What you have to do:
Copy out each line of the data that holds the word "this".

++++ Provided material ++++

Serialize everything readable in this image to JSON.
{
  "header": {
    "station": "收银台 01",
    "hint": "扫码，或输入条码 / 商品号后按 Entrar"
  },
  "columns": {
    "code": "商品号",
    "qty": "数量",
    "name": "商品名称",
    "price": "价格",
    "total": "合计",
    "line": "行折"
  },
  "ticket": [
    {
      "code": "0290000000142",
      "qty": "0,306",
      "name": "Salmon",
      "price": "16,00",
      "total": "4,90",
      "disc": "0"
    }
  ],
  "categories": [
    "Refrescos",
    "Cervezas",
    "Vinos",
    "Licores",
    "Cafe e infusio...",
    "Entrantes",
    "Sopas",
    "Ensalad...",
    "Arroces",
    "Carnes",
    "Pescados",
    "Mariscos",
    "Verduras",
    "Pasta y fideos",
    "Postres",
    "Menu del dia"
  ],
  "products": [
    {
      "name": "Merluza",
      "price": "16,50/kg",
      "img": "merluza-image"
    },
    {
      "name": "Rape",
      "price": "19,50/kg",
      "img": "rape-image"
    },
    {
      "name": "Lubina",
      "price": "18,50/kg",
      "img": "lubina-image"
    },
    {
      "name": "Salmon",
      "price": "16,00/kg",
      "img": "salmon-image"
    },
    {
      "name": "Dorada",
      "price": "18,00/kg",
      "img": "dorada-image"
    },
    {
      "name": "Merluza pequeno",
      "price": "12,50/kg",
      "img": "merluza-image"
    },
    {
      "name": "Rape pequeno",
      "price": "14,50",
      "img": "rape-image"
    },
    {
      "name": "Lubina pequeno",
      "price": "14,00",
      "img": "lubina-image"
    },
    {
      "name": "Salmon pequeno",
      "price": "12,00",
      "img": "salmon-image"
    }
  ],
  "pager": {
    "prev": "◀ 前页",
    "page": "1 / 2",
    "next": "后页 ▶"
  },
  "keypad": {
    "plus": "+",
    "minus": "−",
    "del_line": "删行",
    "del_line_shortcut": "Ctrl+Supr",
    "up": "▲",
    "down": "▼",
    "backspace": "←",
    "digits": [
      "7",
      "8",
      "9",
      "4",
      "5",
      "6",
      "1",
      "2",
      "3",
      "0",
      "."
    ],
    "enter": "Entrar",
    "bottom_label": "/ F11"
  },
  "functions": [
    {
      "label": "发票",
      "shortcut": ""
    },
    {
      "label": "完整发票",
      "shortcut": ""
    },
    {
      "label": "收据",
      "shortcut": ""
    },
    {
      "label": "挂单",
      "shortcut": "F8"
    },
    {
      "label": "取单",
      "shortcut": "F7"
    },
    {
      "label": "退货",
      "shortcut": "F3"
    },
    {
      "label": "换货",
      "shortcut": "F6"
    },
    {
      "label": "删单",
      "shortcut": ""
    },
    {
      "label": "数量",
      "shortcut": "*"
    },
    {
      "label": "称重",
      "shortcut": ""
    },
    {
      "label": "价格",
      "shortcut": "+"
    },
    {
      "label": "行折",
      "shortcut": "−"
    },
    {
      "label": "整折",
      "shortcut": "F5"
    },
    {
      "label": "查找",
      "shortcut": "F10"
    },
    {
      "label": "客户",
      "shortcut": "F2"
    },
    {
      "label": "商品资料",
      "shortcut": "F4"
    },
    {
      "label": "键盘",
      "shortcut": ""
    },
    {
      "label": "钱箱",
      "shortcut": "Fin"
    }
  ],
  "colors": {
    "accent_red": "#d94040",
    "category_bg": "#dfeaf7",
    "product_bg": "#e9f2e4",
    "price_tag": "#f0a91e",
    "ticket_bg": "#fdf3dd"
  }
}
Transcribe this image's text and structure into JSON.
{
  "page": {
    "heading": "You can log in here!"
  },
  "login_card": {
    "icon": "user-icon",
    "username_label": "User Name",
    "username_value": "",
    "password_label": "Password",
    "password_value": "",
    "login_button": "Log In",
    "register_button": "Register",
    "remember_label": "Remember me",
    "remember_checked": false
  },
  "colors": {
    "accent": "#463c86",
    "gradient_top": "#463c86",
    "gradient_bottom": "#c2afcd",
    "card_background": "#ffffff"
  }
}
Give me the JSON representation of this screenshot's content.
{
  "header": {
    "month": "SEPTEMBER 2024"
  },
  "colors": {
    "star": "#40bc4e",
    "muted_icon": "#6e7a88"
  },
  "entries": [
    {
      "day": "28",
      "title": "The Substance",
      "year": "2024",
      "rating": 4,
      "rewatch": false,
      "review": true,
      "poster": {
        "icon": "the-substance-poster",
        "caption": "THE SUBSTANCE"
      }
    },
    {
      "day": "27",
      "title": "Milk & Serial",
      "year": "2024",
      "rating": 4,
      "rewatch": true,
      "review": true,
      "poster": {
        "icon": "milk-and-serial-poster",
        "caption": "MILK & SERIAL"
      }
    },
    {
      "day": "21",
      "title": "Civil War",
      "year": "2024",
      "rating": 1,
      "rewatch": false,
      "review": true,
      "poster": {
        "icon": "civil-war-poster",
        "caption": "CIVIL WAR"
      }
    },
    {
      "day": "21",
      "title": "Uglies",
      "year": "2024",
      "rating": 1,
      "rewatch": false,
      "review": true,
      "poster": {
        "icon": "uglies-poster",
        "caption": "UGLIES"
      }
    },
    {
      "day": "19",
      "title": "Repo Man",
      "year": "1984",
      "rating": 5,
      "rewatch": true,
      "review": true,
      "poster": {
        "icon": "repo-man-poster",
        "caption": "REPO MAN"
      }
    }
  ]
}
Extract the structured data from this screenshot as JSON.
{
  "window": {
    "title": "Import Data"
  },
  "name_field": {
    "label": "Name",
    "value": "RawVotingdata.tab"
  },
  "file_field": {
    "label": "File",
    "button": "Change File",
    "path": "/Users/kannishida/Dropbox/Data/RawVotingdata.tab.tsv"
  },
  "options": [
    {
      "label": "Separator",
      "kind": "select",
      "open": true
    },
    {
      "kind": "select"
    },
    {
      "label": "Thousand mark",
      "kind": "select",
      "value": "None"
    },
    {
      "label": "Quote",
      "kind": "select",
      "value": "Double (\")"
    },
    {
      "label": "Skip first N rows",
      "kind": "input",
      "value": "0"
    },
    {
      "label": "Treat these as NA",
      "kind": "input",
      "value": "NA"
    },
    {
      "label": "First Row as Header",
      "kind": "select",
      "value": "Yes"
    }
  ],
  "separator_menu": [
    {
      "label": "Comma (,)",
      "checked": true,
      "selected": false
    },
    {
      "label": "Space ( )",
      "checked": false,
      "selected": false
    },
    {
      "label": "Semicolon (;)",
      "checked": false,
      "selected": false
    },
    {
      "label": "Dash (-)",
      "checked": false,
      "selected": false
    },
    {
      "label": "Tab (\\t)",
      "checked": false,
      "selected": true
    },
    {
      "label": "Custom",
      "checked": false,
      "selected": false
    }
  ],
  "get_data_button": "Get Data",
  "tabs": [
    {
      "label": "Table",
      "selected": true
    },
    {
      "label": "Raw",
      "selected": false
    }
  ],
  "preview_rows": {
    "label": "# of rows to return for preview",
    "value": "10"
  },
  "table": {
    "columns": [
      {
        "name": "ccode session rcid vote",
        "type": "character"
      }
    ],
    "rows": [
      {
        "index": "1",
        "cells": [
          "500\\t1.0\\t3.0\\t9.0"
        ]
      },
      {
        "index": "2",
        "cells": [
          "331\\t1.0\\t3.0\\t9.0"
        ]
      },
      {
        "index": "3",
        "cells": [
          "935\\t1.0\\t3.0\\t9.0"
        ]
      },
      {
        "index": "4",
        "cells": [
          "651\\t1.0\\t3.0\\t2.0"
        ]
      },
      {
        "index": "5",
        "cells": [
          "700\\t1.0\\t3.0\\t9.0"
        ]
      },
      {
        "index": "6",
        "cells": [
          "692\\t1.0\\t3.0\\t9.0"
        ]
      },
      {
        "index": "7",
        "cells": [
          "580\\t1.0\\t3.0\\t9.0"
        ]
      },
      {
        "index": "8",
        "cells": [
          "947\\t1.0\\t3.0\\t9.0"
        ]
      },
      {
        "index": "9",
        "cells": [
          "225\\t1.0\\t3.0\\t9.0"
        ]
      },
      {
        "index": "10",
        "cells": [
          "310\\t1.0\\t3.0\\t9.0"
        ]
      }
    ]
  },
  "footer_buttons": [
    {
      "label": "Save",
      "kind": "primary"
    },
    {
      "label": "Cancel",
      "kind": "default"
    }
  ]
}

++++

Finished exercise:
Serialize everything readable in this image to JSON.
Transcribe this image's text and structure into JSON.
Give me the JSON representation of this screenshot's content.
Extract the structured data from this screenshot as JSON.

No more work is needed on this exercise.